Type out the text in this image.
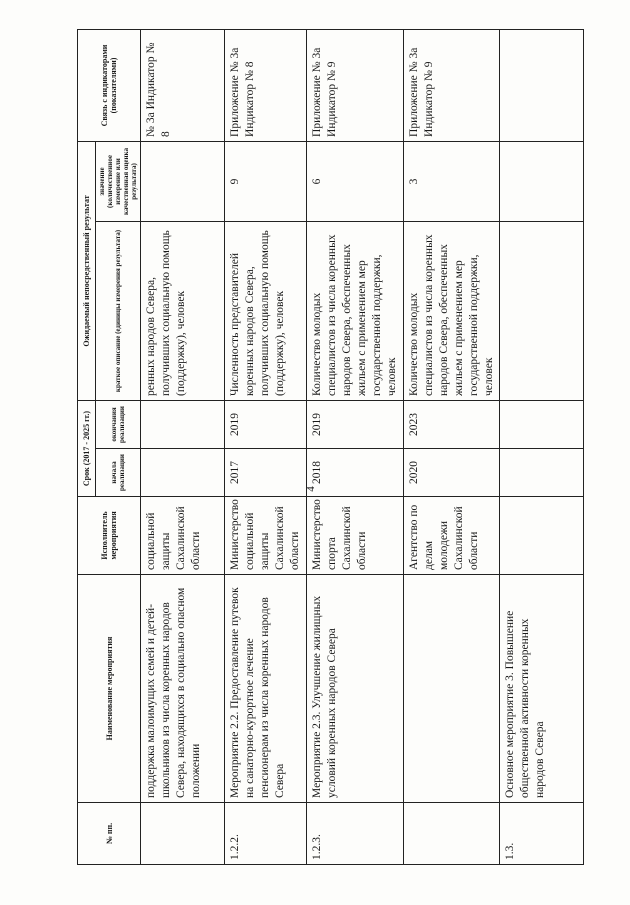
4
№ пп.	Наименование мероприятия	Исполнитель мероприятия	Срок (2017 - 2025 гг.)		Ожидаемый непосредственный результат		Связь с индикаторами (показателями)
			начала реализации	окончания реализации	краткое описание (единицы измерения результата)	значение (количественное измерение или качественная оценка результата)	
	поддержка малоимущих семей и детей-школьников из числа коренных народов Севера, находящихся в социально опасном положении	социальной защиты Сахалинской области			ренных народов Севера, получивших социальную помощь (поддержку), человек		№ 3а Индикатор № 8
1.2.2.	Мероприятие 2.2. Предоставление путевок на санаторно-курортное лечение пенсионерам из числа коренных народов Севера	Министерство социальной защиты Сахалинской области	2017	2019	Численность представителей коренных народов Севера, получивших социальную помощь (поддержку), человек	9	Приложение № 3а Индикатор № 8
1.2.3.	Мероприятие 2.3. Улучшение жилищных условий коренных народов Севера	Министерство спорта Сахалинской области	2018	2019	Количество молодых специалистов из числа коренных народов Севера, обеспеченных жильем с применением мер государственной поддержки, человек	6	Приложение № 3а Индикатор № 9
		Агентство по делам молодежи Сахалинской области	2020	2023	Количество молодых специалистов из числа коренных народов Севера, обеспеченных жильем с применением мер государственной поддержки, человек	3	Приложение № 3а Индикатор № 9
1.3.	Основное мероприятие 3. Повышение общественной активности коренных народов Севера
- - - -
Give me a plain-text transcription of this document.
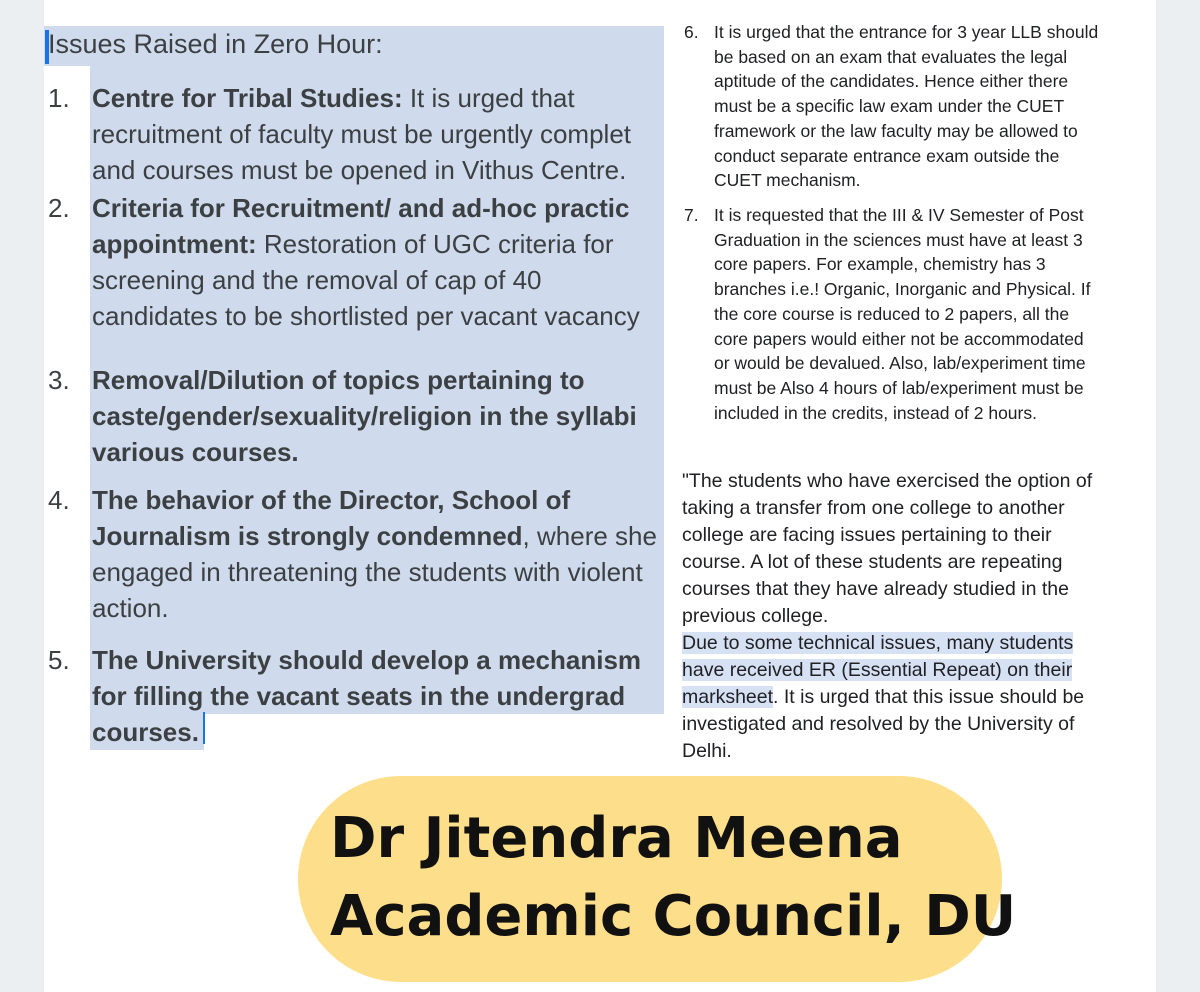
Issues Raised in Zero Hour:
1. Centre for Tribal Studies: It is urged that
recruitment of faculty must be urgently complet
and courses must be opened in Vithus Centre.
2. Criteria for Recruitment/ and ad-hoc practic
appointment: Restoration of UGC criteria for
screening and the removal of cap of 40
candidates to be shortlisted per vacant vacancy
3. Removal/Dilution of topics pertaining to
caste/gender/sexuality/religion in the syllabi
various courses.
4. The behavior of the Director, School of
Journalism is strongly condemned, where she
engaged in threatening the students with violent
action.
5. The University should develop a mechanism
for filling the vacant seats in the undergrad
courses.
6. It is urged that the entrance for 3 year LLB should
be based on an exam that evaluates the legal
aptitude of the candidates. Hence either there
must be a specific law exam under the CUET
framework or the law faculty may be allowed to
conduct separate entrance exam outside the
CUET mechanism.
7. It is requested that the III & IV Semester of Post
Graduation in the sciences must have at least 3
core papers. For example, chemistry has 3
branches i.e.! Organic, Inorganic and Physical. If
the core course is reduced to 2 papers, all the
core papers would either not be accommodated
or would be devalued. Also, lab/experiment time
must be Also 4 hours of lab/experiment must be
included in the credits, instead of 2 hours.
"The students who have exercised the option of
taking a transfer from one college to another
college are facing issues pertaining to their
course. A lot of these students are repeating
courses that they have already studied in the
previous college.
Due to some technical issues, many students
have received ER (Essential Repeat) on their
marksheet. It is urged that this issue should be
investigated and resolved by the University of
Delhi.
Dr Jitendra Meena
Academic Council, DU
- - - -
_Written request_. Collect every line with the string "text" from the records, and copy each.

_Exercise solution_.
Type out the text in this image.
Give me a plain-text transcription of this document.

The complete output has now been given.